[START Dataset content]

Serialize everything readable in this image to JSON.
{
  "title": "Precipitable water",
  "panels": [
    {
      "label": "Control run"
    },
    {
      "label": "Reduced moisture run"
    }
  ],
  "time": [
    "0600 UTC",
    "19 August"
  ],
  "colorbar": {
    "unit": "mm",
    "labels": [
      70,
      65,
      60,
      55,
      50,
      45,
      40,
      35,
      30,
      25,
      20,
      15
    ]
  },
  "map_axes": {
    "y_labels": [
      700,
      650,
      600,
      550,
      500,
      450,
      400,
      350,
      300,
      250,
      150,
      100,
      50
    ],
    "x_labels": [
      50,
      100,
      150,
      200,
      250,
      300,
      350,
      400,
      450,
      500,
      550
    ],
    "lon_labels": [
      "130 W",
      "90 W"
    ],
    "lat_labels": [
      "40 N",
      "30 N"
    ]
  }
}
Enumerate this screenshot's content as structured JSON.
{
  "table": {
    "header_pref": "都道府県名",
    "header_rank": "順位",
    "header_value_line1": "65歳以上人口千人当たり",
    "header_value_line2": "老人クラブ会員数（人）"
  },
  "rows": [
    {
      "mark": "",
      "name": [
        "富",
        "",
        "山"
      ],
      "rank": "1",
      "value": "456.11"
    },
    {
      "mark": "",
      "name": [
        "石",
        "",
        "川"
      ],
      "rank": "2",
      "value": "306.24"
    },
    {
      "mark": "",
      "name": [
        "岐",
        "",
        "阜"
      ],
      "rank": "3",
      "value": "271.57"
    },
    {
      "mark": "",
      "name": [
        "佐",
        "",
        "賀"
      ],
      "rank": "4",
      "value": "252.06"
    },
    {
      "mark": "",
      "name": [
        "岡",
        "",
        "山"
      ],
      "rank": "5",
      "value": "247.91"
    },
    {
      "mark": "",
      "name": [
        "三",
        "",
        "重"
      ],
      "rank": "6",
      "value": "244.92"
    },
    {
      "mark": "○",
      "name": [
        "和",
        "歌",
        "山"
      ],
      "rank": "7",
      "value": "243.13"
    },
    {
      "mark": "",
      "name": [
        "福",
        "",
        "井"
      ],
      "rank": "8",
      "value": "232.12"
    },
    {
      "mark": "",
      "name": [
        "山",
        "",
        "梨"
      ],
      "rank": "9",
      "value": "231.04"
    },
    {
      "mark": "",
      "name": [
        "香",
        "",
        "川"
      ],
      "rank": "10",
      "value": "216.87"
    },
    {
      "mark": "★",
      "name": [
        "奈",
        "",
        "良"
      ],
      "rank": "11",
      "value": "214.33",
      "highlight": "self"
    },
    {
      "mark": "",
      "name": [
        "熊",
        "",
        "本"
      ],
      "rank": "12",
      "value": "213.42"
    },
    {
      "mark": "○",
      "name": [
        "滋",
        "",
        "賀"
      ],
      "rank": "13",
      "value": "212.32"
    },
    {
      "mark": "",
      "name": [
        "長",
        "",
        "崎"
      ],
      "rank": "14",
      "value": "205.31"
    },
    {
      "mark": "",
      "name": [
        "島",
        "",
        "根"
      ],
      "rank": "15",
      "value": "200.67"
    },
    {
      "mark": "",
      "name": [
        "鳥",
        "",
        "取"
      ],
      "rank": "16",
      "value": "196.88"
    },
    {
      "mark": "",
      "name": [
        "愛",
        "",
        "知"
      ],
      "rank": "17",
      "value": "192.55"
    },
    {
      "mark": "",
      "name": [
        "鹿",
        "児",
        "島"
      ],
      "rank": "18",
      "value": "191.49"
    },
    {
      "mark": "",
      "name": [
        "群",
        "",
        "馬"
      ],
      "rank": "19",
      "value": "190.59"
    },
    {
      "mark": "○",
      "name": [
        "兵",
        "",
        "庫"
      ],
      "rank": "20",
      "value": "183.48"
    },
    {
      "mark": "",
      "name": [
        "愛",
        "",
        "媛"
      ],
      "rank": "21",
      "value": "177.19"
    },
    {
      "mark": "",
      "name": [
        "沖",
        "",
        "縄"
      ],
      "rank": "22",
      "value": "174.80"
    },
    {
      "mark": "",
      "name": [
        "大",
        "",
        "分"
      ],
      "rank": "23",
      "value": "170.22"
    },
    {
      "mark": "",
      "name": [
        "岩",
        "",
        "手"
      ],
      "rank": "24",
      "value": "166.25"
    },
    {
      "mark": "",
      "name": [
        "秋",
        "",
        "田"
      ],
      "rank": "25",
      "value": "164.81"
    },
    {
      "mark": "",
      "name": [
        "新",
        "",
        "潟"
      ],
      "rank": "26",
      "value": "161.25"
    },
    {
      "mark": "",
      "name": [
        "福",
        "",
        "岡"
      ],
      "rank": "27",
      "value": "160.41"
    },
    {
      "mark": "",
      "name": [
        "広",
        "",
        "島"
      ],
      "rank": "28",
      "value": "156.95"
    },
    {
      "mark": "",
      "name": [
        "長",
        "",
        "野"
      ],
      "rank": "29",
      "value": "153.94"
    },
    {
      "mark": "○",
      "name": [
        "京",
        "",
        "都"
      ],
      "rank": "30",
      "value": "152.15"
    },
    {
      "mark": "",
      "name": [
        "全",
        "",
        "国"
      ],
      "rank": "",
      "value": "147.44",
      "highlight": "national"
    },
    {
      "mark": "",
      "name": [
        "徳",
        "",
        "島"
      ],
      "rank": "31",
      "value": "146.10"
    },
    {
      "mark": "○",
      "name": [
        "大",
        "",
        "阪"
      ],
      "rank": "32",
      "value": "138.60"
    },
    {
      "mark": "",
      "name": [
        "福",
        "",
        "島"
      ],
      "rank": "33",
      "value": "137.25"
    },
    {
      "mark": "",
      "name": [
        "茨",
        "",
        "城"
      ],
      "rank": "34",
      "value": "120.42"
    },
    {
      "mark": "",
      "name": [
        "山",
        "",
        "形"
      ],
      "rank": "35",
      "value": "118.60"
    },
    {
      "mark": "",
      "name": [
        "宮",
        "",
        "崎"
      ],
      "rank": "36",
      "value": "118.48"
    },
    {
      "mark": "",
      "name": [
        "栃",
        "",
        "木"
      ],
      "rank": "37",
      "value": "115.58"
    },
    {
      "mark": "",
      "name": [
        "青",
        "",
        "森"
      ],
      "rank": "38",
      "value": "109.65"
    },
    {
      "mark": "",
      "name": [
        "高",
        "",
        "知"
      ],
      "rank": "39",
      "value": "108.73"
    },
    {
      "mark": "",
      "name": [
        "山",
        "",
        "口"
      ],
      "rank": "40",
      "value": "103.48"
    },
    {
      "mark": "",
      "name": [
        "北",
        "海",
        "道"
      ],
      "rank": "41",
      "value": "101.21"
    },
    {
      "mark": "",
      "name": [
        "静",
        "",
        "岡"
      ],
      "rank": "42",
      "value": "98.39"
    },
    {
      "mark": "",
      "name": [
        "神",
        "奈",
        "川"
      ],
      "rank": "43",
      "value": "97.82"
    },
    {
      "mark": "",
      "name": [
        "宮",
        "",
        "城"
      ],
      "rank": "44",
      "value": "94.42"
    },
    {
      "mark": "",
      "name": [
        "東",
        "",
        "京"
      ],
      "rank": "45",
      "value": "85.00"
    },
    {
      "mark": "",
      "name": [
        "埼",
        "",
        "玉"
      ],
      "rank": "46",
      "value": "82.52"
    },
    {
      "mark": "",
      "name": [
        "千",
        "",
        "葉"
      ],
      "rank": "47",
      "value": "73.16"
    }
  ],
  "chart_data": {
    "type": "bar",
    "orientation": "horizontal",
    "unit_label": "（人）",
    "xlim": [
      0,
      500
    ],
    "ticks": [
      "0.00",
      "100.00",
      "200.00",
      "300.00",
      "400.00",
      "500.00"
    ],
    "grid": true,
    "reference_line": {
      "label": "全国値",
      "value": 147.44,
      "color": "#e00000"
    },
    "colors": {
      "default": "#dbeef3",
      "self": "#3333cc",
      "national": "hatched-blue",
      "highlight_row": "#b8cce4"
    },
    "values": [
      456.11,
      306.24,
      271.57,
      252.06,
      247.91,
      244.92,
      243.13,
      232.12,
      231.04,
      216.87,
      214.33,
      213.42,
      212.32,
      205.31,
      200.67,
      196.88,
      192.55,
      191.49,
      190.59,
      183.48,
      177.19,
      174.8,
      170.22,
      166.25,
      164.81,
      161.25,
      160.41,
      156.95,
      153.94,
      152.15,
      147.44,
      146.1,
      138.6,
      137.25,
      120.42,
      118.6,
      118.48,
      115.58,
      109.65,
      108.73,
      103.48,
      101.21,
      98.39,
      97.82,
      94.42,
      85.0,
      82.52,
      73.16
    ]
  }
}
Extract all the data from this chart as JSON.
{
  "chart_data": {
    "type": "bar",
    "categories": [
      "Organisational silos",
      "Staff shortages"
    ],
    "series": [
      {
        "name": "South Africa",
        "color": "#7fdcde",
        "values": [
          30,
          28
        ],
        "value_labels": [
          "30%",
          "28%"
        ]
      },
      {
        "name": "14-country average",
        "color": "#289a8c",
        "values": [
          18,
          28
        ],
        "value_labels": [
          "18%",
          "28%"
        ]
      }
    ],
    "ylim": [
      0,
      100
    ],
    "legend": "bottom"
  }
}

[END Dataset content]

▶ What you should do: Find each line holding "JSON". Copy it out.

▶ Task answer:
Serialize everything readable in this image to JSON.
Enumerate this screenshot's content as structured JSON.
Extract all the data from this chart as JSON.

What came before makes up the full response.